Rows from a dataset
•••••

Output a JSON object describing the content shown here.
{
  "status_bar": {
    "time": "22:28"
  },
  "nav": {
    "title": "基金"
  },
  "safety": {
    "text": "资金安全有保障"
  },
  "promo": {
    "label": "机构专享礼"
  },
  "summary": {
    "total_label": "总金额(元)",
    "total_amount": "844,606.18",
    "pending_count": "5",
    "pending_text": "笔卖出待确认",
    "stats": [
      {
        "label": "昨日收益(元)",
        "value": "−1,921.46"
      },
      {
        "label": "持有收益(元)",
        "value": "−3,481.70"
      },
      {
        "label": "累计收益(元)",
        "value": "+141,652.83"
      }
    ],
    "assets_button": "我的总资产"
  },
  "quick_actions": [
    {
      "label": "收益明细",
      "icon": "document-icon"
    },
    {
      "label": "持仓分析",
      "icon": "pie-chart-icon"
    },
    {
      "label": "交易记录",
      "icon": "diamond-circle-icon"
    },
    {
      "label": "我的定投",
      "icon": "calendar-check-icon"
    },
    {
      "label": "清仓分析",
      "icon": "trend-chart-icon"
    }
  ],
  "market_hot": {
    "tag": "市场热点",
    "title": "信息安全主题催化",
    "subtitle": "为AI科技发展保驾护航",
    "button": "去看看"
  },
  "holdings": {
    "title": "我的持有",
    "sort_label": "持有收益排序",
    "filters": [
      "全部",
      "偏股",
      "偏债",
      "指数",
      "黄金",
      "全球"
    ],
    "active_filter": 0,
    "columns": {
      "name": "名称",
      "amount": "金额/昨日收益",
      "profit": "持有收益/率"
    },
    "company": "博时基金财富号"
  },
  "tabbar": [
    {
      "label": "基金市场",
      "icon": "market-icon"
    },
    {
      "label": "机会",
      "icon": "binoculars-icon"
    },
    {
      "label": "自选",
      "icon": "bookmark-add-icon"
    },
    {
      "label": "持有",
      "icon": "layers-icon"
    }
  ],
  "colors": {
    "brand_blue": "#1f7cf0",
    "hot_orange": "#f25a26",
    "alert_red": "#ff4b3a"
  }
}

•••••

[What is needed]
Each entry above is to be quoted exactly.

[Task answer]
Output a JSON object describing the content shown here.
{
  "status_bar": {
    "time": "22:28"
  },
  "nav": {
    "title": "基金"
  },
  "safety": {
    "text": "资金安全有保障"
  },
  "promo": {
    "label": "机构专享礼"
  },
  "summary": {
    "total_label": "总金额(元)",
    "total_amount": "844,606.18",
    "pending_count": "5",
    "pending_text": "笔卖出待确认",
    "stats": [
      {
        "label": "昨日收益(元)",
        "value": "−1,921.46"
      },
      {
        "label": "持有收益(元)",
        "value": "−3,481.70"
      },
      {
        "label": "累计收益(元)",
        "value": "+141,652.83"
      }
    ],
    "assets_button": "我的总资产"
  },
  "quick_actions": [
    {
      "label": "收益明细",
      "icon": "document-icon"
    },
    {
      "label": "持仓分析",
      "icon": "pie-chart-icon"
    },
    {
      "label": "交易记录",
      "icon": "diamond-circle-icon"
    },
    {
      "label": "我的定投",
      "icon": "calendar-check-icon"
    },
    {
      "label": "清仓分析",
      "icon": "trend-chart-icon"
    }
  ],
  "market_hot": {
    "tag": "市场热点",
    "title": "信息安全主题催化",
    "subtitle": "为AI科技发展保驾护航",
    "button": "去看看"
  },
  "holdings": {
    "title": "我的持有",
    "sort_label": "持有收益排序",
    "filters": [
      "全部",
      "偏股",
      "偏债",
      "指数",
      "黄金",
      "全球"
    ],
    "active_filter": 0,
    "columns": {
      "name": "名称",
      "amount": "金额/昨日收益",
      "profit": "持有收益/率"
    },
    "company": "博时基金财富号"
  },
  "tabbar": [
    {
      "label": "基金市场",
      "icon": "market-icon"
    },
    {
      "label": "机会",
      "icon": "binoculars-icon"
    },
    {
      "label": "自选",
      "icon": "bookmark-add-icon"
    },
    {
      "label": "持有",
      "icon": "layers-icon"
    }
  ],
  "colors": {
    "brand_blue": "#1f7cf0",
    "hot_orange": "#f25a26",
    "alert_red": "#ff4b3a"
  }
}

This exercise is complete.